- [LISTED RECORDS]:
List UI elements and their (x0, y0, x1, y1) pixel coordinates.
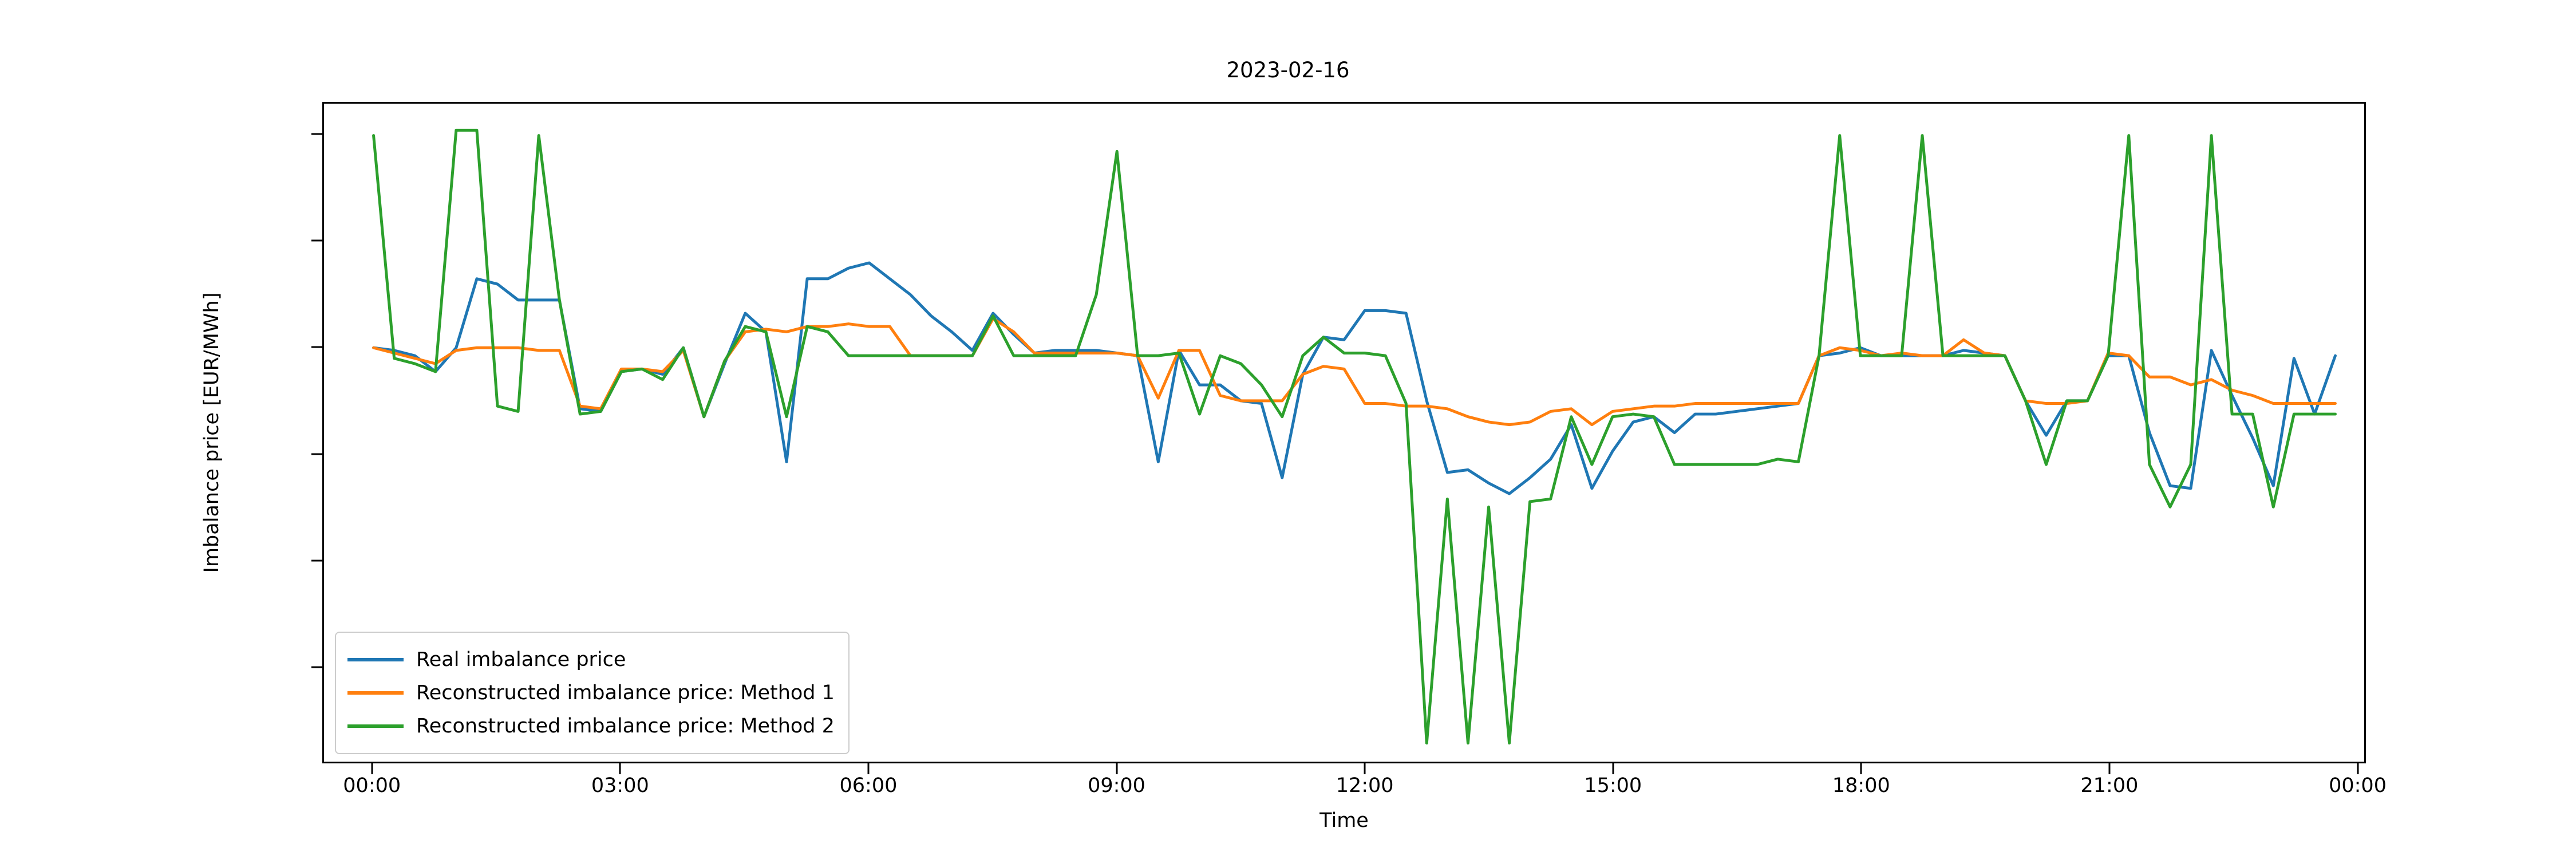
x-axis-label: Time (1319, 809, 1369, 832)
x-tick-label: 03:00 (591, 774, 649, 797)
x-tick-label: 06:00 (839, 774, 898, 797)
x-tick-mark (1612, 763, 1614, 774)
legend-color-swatch (347, 658, 404, 661)
legend-item: Reconstructed imbalance price: Method 2 (347, 710, 835, 743)
legend-label: Real imbalance price (416, 648, 626, 671)
series-line (372, 128, 2337, 745)
series-line (372, 261, 2337, 495)
chart-title: 2023-02-16 (1226, 58, 1350, 82)
legend-label: Reconstructed imbalance price: Method 1 (416, 681, 835, 704)
x-tick-mark (1860, 763, 1862, 774)
x-tick-mark (371, 763, 373, 774)
y-tick-mark (311, 453, 322, 455)
x-tick-mark (2108, 763, 2111, 774)
x-tick-label: 12:00 (1336, 774, 1394, 797)
legend-label: Reconstructed imbalance price: Method 2 (416, 715, 835, 738)
y-tick-mark (311, 346, 322, 348)
x-tick-mark (2357, 763, 2359, 774)
legend-item: Reconstructed imbalance price: Method 1 (347, 676, 835, 710)
legend-color-swatch (347, 691, 404, 695)
x-tick-label: 09:00 (1088, 774, 1145, 797)
y-axis-label: Imbalance price [EUR/MWh] (200, 292, 223, 573)
x-tick-label: 15:00 (1584, 774, 1642, 797)
x-tick-label: 00:00 (343, 774, 401, 797)
legend-color-swatch (347, 724, 404, 728)
series-lines (372, 128, 2337, 745)
x-tick-label: 18:00 (1832, 774, 1890, 797)
x-tick-label: 21:00 (2080, 774, 2139, 797)
x-tick-mark (867, 763, 870, 774)
y-tick-mark (311, 133, 322, 135)
y-tick-mark (311, 239, 322, 242)
x-tick-mark (1364, 763, 1366, 774)
y-tick-mark (311, 666, 322, 668)
x-tick-mark (619, 763, 621, 774)
x-tick-mark (1116, 763, 1118, 774)
x-tick-label: 00:00 (2329, 774, 2387, 797)
chart-legend: Real imbalance price Reconstructed imbala… (335, 632, 850, 754)
y-tick-mark (311, 559, 322, 562)
legend-item: Real imbalance price (347, 643, 835, 676)
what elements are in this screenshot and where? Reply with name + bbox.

- [TASK INSTRUCTIONS]:
Write every line above as a JSON list of strings, one string per line, and omit blank lines and the pictures.

- [WORKED SOLUTION]:
[
  "List UI elements and their (x0, y0, x1, y1) pixel coordinates.",
  "x-axis-label: Time (1319, 809, 1369, 832)",
  "x-tick-label: 03:00 (591, 774, 649, 797)",
  "x-tick-label: 06:00 (839, 774, 898, 797)",
  "x-tick-mark (1612, 763, 1614, 774)",
  "legend-color-swatch (347, 658, 404, 661)",
  "legend-item: Reconstructed imbalance price: Method 2 (347, 710, 835, 743)",
  "legend-label: Real imbalance price (416, 648, 626, 671)",
  "series-line (372, 128, 2337, 745)",
  "series-line (372, 261, 2337, 495)",
  "chart-title: 2023-02-16 (1226, 58, 1350, 82)",
  "legend-label: Reconstructed imbalance price: Method 1 (416, 681, 835, 704)",
  "x-tick-mark (1860, 763, 1862, 774)",
  "x-tick-mark (371, 763, 373, 774)",
  "y-tick-mark (311, 453, 322, 455)",
  "x-tick-mark (2108, 763, 2111, 774)",
  "x-tick-label: 12:00 (1336, 774, 1394, 797)",
  "legend-label: Reconstructed imbalance price: Method 2 (416, 715, 835, 738)",
  "y-tick-mark (311, 346, 322, 348)",
  "x-tick-mark (2357, 763, 2359, 774)",
  "legend-item: Reconstructed imbalance price: Method 1 (347, 676, 835, 710)",
  "legend-color-swatch (347, 691, 404, 695)",
  "x-tick-label: 09:00 (1088, 774, 1145, 797)",
  "y-axis-label: Imbalance price [EUR/MWh] (200, 292, 223, 573)",
  "x-tick-label: 15:00 (1584, 774, 1642, 797)",
  "x-tick-label: 00:00 (343, 774, 401, 797)",
  "legend-color-swatch (347, 724, 404, 728)",
  "series-lines (372, 128, 2337, 745)",
  "x-tick-label: 18:00 (1832, 774, 1890, 797)",
  "x-tick-label: 21:00 (2080, 774, 2139, 797)",
  "x-tick-mark (867, 763, 870, 774)",
  "y-tick-mark (311, 133, 322, 135)",
  "y-tick-mark (311, 239, 322, 242)",
  "x-tick-mark (1364, 763, 1366, 774)",
  "y-tick-mark (311, 666, 322, 668)",
  "x-tick-mark (619, 763, 621, 774)",
  "x-tick-mark (1116, 763, 1118, 774)",
  "x-tick-label: 00:00 (2329, 774, 2387, 797)",
  "chart-legend: Real imbalance price Reconstructed imbala… (335, 632, 850, 754)",
  "y-tick-mark (311, 559, 322, 562)",
  "legend-item: Real imbalance price (347, 643, 835, 676)",
  "what elements are in this screenshot and where? Reply with name + bbox."
]